What you should do
You are to retype all of the data exactly as it appears.

Supplied data
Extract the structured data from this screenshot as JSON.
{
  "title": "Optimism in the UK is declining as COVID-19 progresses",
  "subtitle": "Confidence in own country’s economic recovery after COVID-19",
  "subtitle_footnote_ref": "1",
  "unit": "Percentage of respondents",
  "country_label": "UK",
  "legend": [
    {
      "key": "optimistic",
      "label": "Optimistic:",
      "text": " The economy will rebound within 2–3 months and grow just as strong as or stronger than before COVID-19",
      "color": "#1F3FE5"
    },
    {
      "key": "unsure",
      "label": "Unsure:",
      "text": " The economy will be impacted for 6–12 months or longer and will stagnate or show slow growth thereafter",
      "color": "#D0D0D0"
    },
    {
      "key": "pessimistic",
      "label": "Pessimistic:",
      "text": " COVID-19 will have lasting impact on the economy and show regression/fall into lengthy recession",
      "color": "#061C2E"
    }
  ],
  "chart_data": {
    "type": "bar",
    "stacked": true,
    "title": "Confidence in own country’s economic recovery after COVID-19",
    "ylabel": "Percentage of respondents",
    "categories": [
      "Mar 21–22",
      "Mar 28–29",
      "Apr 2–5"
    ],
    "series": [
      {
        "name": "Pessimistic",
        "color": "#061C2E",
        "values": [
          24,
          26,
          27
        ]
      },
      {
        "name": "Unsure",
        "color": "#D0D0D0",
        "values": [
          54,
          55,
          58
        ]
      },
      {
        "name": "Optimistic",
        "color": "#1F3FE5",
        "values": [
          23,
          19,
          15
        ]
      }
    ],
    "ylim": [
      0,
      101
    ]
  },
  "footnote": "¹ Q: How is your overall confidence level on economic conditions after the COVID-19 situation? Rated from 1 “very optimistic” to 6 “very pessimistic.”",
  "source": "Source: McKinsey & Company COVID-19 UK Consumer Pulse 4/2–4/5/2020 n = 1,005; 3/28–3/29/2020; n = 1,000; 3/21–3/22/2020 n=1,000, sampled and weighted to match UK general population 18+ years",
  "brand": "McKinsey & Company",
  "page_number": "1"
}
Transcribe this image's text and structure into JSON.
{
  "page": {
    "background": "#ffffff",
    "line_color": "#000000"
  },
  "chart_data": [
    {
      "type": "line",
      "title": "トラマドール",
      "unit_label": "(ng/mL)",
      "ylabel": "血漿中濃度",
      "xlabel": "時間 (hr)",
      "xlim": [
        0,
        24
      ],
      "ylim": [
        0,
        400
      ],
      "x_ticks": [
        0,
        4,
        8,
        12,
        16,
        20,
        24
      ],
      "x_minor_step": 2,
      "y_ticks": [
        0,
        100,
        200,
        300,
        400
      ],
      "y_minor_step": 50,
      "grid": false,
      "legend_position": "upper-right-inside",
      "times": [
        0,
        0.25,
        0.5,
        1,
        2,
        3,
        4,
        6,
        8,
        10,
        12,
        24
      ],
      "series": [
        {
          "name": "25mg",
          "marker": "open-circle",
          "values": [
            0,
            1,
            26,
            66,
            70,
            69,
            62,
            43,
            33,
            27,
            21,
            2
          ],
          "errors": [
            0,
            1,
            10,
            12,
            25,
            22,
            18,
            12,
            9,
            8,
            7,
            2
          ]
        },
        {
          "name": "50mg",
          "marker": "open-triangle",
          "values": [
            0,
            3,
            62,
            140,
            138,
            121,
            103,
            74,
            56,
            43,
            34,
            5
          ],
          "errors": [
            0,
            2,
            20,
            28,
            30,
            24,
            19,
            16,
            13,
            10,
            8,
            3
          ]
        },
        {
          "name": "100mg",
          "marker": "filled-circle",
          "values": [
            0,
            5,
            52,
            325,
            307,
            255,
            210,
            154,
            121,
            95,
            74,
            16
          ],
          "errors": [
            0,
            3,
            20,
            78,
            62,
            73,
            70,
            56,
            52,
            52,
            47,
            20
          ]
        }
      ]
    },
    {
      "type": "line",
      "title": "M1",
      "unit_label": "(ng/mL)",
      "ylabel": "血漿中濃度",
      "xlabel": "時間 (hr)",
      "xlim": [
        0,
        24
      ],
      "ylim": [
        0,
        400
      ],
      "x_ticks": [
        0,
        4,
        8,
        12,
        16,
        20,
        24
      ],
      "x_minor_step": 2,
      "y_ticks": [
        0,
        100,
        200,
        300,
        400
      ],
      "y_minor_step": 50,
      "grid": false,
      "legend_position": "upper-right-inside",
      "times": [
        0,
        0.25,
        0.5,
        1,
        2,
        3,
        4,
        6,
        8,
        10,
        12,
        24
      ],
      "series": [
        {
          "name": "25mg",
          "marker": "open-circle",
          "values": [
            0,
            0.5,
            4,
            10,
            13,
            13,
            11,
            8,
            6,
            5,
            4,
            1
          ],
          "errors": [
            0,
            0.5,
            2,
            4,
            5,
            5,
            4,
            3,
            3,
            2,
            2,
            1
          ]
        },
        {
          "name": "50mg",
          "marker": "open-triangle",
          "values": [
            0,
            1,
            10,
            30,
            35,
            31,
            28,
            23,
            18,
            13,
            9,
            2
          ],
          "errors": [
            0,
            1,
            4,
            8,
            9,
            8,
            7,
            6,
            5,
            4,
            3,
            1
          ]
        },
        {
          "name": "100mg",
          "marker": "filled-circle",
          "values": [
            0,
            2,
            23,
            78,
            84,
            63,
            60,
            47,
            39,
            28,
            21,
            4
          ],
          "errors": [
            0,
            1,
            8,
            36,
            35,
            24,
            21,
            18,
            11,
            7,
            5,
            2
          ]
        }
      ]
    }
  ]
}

In response
Extract the structured data from this screenshot as JSON.
{
  "title": "Optimism in the UK is declining as COVID-19 progresses",
  "subtitle": "Confidence in own country’s economic recovery after COVID-19",
  "subtitle_footnote_ref": "1",
  "unit": "Percentage of respondents",
  "country_label": "UK",
  "legend": [
    {
      "key": "optimistic",
      "label": "Optimistic:",
      "text": " The economy will rebound within 2–3 months and grow just as strong as or stronger than before COVID-19",
      "color": "#1F3FE5"
    },
    {
      "key": "unsure",
      "label": "Unsure:",
      "text": " The economy will be impacted for 6–12 months or longer and will stagnate or show slow growth thereafter",
      "color": "#D0D0D0"
    },
    {
      "key": "pessimistic",
      "label": "Pessimistic:",
      "text": " COVID-19 will have lasting impact on the economy and show regression/fall into lengthy recession",
      "color": "#061C2E"
    }
  ],
  "chart_data": {
    "type": "bar",
    "stacked": true,
    "title": "Confidence in own country’s economic recovery after COVID-19",
    "ylabel": "Percentage of respondents",
    "categories": [
      "Mar 21–22",
      "Mar 28–29",
      "Apr 2–5"
    ],
    "series": [
      {
        "name": "Pessimistic",
        "color": "#061C2E",
        "values": [
          24,
          26,
          27
        ]
      },
      {
        "name": "Unsure",
        "color": "#D0D0D0",
        "values": [
          54,
          55,
          58
        ]
      },
      {
        "name": "Optimistic",
        "color": "#1F3FE5",
        "values": [
          23,
          19,
          15
        ]
      }
    ],
    "ylim": [
      0,
      101
    ]
  },
  "footnote": "¹ Q: How is your overall confidence level on economic conditions after the COVID-19 situation? Rated from 1 “very optimistic” to 6 “very pessimistic.”",
  "source": "Source: McKinsey & Company COVID-19 UK Consumer Pulse 4/2–4/5/2020 n = 1,005; 3/28–3/29/2020; n = 1,000; 3/21–3/22/2020 n=1,000, sampled and weighted to match UK general population 18+ years",
  "brand": "McKinsey & Company",
  "page_number": "1"
}
Transcribe this image's text and structure into JSON.
{
  "page": {
    "background": "#ffffff",
    "line_color": "#000000"
  },
  "chart_data": [
    {
      "type": "line",
      "title": "トラマドール",
      "unit_label": "(ng/mL)",
      "ylabel": "血漿中濃度",
      "xlabel": "時間 (hr)",
      "xlim": [
        0,
        24
      ],
      "ylim": [
        0,
        400
      ],
      "x_ticks": [
        0,
        4,
        8,
        12,
        16,
        20,
        24
      ],
      "x_minor_step": 2,
      "y_ticks": [
        0,
        100,
        200,
        300,
        400
      ],
      "y_minor_step": 50,
      "grid": false,
      "legend_position": "upper-right-inside",
      "times": [
        0,
        0.25,
        0.5,
        1,
        2,
        3,
        4,
        6,
        8,
        10,
        12,
        24
      ],
      "series": [
        {
          "name": "25mg",
          "marker": "open-circle",
          "values": [
            0,
            1,
            26,
            66,
            70,
            69,
            62,
            43,
            33,
            27,
            21,
            2
          ],
          "errors": [
            0,
            1,
            10,
            12,
            25,
            22,
            18,
            12,
            9,
            8,
            7,
            2
          ]
        },
        {
          "name": "50mg",
          "marker": "open-triangle",
          "values": [
            0,
            3,
            62,
            140,
            138,
            121,
            103,
            74,
            56,
            43,
            34,
            5
          ],
          "errors": [
            0,
            2,
            20,
            28,
            30,
            24,
            19,
            16,
            13,
            10,
            8,
            3
          ]
        },
        {
          "name": "100mg",
          "marker": "filled-circle",
          "values": [
            0,
            5,
            52,
            325,
            307,
            255,
            210,
            154,
            121,
            95,
            74,
            16
          ],
          "errors": [
            0,
            3,
            20,
            78,
            62,
            73,
            70,
            56,
            52,
            52,
            47,
            20
          ]
        }
      ]
    },
    {
      "type": "line",
      "title": "M1",
      "unit_label": "(ng/mL)",
      "ylabel": "血漿中濃度",
      "xlabel": "時間 (hr)",
      "xlim": [
        0,
        24
      ],
      "ylim": [
        0,
        400
      ],
      "x_ticks": [
        0,
        4,
        8,
        12,
        16,
        20,
        24
      ],
      "x_minor_step": 2,
      "y_ticks": [
        0,
        100,
        200,
        300,
        400
      ],
      "y_minor_step": 50,
      "grid": false,
      "legend_position": "upper-right-inside",
      "times": [
        0,
        0.25,
        0.5,
        1,
        2,
        3,
        4,
        6,
        8,
        10,
        12,
        24
      ],
      "series": [
        {
          "name": "25mg",
          "marker": "open-circle",
          "values": [
            0,
            0.5,
            4,
            10,
            13,
            13,
            11,
            8,
            6,
            5,
            4,
            1
          ],
          "errors": [
            0,
            0.5,
            2,
            4,
            5,
            5,
            4,
            3,
            3,
            2,
            2,
            1
          ]
        },
        {
          "name": "50mg",
          "marker": "open-triangle",
          "values": [
            0,
            1,
            10,
            30,
            35,
            31,
            28,
            23,
            18,
            13,
            9,
            2
          ],
          "errors": [
            0,
            1,
            4,
            8,
            9,
            8,
            7,
            6,
            5,
            4,
            3,
            1
          ]
        },
        {
          "name": "100mg",
          "marker": "filled-circle",
          "values": [
            0,
            2,
            23,
            78,
            84,
            63,
            60,
            47,
            39,
            28,
            21,
            4
          ],
          "errors": [
            0,
            1,
            8,
            36,
            35,
            24,
            21,
            18,
            11,
            7,
            5,
            2
          ]
        }
      ]
    }
  ]
}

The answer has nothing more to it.